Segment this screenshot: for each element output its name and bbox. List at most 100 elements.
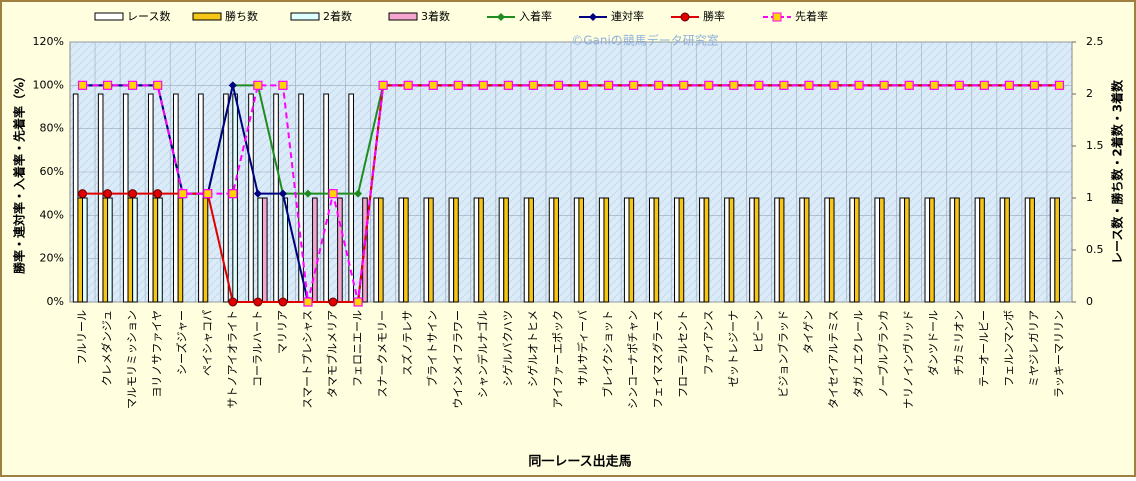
line-marker <box>228 81 237 90</box>
bar <box>699 197 705 303</box>
line-series <box>82 84 1060 303</box>
legend-label: 勝ち数 <box>225 9 258 23</box>
bar <box>598 197 605 303</box>
x-tick-label: ブレイクショット <box>601 310 615 398</box>
line-marker <box>704 80 714 90</box>
bar <box>453 197 459 303</box>
line-marker <box>729 80 739 90</box>
line-marker <box>153 80 163 90</box>
x-axis-title: 同一レース出走馬 <box>528 454 631 470</box>
bar <box>373 197 380 303</box>
x-tick-label: ミヤジレガリア <box>1027 310 1040 387</box>
bar <box>553 197 559 303</box>
bar <box>904 197 910 303</box>
legend-swatch <box>94 12 124 21</box>
x-tick-label: チカミリオン <box>952 310 965 376</box>
x-tick-label: クレメダンジュ <box>100 310 114 386</box>
bar <box>261 197 268 303</box>
bar <box>398 197 405 303</box>
legend-marker <box>772 12 782 22</box>
legend-marker <box>497 13 505 21</box>
line-marker <box>328 189 338 199</box>
bar <box>273 93 279 303</box>
x-tick-label: タマモブルメリア <box>325 310 339 398</box>
bar <box>173 93 179 303</box>
legend-label: 連対率 <box>611 9 644 23</box>
line-marker <box>553 80 564 90</box>
line-marker <box>654 80 664 90</box>
line-marker <box>128 80 138 90</box>
line-marker <box>954 80 964 90</box>
x-tick-label: シーズジャー <box>175 310 189 375</box>
bar <box>703 197 710 303</box>
y2-tick-label: 2.5 <box>1086 35 1104 48</box>
bar <box>799 197 805 303</box>
bar <box>202 197 209 303</box>
y-tick-label: 100% <box>33 78 64 91</box>
line-marker <box>804 80 814 90</box>
x-tick-label: サルサディーバ <box>576 310 590 386</box>
x-tick-label: タガノエクレール <box>852 310 865 398</box>
x-tick-label: ナリノインヴリッド <box>901 310 915 409</box>
line-marker <box>578 80 589 90</box>
y-tick-label: 40% <box>40 208 64 221</box>
line-marker <box>779 80 789 90</box>
bar <box>749 197 755 303</box>
x-tick-label: ノーブルブランカ <box>876 310 890 397</box>
bar <box>774 197 780 303</box>
y2-tick-label: 2 <box>1086 87 1093 100</box>
legend-label: 勝率 <box>703 9 725 23</box>
x-tick-label: スズノテレサ <box>400 310 414 376</box>
legend-label: レース数 <box>127 10 170 23</box>
line-marker <box>629 80 639 90</box>
x-tick-label: タイセイアルテミス <box>827 310 840 409</box>
x-tick-label: ウインメイフラワー <box>451 310 464 409</box>
bar <box>778 197 785 303</box>
line-marker <box>102 80 113 90</box>
bar <box>423 197 430 303</box>
line-marker <box>178 189 188 199</box>
bar <box>728 197 735 303</box>
x-tick-label: フローラルセント <box>677 310 690 398</box>
line-marker <box>278 80 288 90</box>
line-marker <box>203 189 213 199</box>
bar <box>132 197 138 303</box>
bar <box>503 197 509 303</box>
x-tick-label: フルリール <box>76 310 89 365</box>
y-tick-label: 0% <box>47 295 64 308</box>
bar <box>753 197 760 303</box>
legend-label: 先着率 <box>795 9 828 23</box>
x-tick-label: スマートプレシャス <box>301 310 314 409</box>
bar <box>678 197 685 303</box>
bar <box>107 197 113 303</box>
bar <box>803 197 810 303</box>
x-tick-label: ペイシャコパ <box>201 310 214 376</box>
line-marker <box>253 297 263 307</box>
line-marker <box>353 297 363 307</box>
x-tick-label: ヒビーン <box>752 310 765 353</box>
line-marker <box>854 80 864 90</box>
bar <box>548 197 555 303</box>
x-tick-label: ラッキーマリリン <box>1052 310 1065 398</box>
bar <box>478 197 484 303</box>
line-marker <box>528 80 539 90</box>
y-axis-title: 勝率・連対率・入着率・先着率（%） <box>12 70 27 274</box>
bar <box>122 93 129 303</box>
line-marker <box>428 80 438 90</box>
x-tick-label: サトノアイオライト <box>226 310 239 408</box>
x-tick-label: タイゲン <box>802 310 815 354</box>
bar <box>177 197 184 303</box>
line-marker <box>253 189 262 198</box>
x-tick-label: シゲルオトヒメ <box>526 310 539 387</box>
x-tick-label: フェイマスグラース <box>651 310 665 408</box>
bar <box>999 197 1006 303</box>
bar <box>257 197 263 303</box>
bar <box>448 197 455 303</box>
bar <box>724 197 730 303</box>
bar <box>528 197 534 303</box>
line-marker <box>453 80 463 90</box>
x-tick-label: コーラルハート <box>251 310 264 387</box>
bar <box>157 197 163 303</box>
bar <box>72 93 79 303</box>
line-marker <box>403 80 413 90</box>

◆ ◆ ◆ ◆ ◆ ◆ ◆

Rewrite the lines from the one containing "line-marker <box>228 81 237 90</box>" through the one containing "line-marker <box>729 80 739 90</box>", changing "bar" to "column" and keeping everything else the same.

line-marker <box>228 81 237 90</box>
column <box>699 197 705 303</box>
line-series <box>82 84 1060 303</box>
legend-label: 勝ち数 <box>225 9 258 23</box>
column <box>598 197 605 303</box>
x-tick-label: ブレイクショット <box>601 310 615 398</box>
line-marker <box>704 80 714 90</box>
column <box>453 197 459 303</box>
line-marker <box>729 80 739 90</box>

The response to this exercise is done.